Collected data

_ _ _

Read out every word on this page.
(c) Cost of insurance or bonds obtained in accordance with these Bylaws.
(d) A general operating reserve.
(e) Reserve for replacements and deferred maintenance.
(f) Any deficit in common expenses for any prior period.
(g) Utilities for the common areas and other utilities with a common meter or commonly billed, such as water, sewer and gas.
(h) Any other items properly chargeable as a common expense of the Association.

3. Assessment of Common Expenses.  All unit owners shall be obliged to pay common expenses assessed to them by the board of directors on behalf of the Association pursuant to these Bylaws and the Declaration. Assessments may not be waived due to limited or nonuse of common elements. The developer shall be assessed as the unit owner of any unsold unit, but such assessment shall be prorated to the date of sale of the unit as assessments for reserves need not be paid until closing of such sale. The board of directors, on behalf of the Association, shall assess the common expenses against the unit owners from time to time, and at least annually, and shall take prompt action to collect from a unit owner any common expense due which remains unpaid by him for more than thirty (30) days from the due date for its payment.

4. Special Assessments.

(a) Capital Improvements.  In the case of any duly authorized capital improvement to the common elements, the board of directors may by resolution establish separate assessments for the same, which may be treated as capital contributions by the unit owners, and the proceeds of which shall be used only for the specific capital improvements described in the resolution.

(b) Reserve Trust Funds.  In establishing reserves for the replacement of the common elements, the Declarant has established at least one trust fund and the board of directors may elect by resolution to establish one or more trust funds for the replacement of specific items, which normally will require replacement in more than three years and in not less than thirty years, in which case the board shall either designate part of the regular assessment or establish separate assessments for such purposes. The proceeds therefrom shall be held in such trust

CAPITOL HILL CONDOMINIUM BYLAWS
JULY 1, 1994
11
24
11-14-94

_ _ _

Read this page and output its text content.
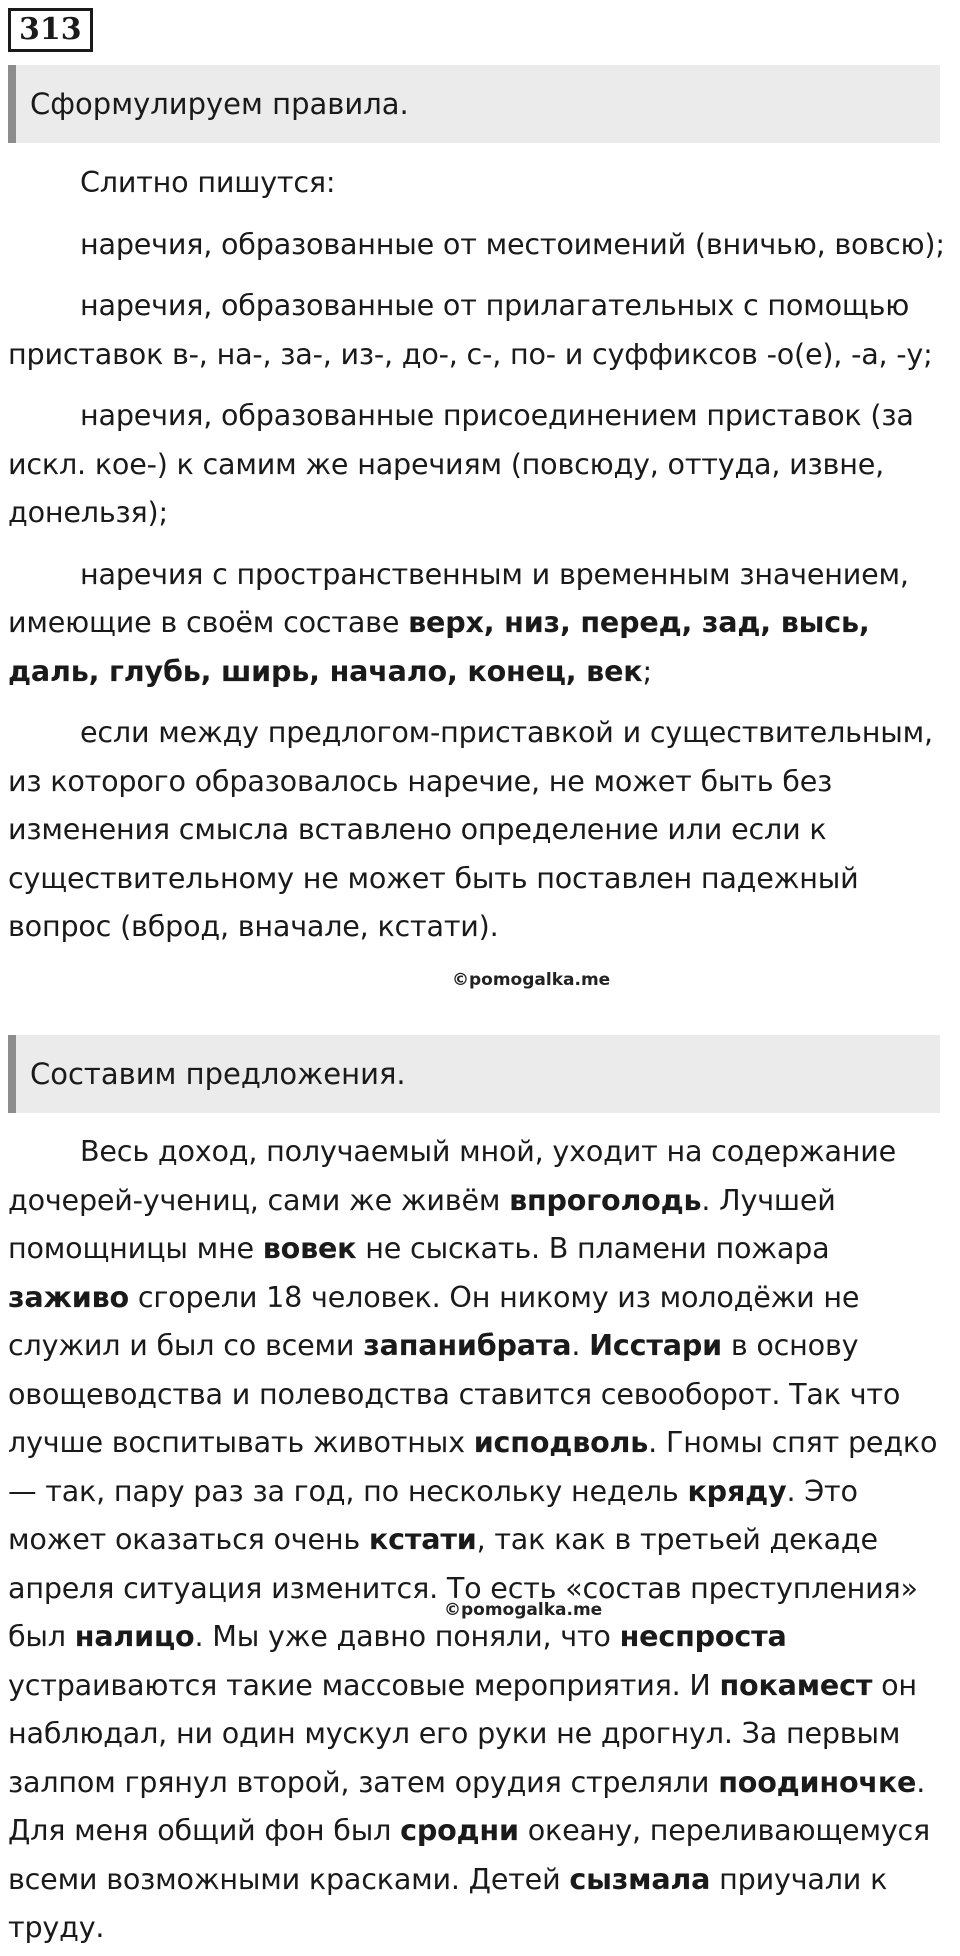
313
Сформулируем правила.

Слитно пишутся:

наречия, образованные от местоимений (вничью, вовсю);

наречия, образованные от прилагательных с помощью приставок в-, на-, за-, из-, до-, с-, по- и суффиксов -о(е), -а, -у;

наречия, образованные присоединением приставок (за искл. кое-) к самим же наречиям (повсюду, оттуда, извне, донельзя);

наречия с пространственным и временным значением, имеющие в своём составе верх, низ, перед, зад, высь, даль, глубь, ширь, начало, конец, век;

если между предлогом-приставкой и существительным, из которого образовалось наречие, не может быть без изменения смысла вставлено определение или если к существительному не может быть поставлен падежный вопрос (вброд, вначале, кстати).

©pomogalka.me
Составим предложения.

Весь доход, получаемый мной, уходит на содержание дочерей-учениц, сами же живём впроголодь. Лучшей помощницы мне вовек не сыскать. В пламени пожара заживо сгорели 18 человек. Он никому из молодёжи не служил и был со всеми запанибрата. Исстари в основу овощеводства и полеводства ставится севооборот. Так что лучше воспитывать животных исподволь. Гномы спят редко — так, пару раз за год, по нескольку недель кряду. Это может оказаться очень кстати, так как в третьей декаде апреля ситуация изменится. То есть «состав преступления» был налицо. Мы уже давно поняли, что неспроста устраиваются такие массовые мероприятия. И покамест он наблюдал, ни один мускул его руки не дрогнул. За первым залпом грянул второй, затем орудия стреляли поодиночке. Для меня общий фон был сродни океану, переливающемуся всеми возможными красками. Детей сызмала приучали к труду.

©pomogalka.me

_ _ _

:: WHAT IS NEEDED ::
Where a line holds the string "page", copy that line.

:: RESULT OF THE EXERCISE ::
Read out every word on this page.
Read this page and output its text content.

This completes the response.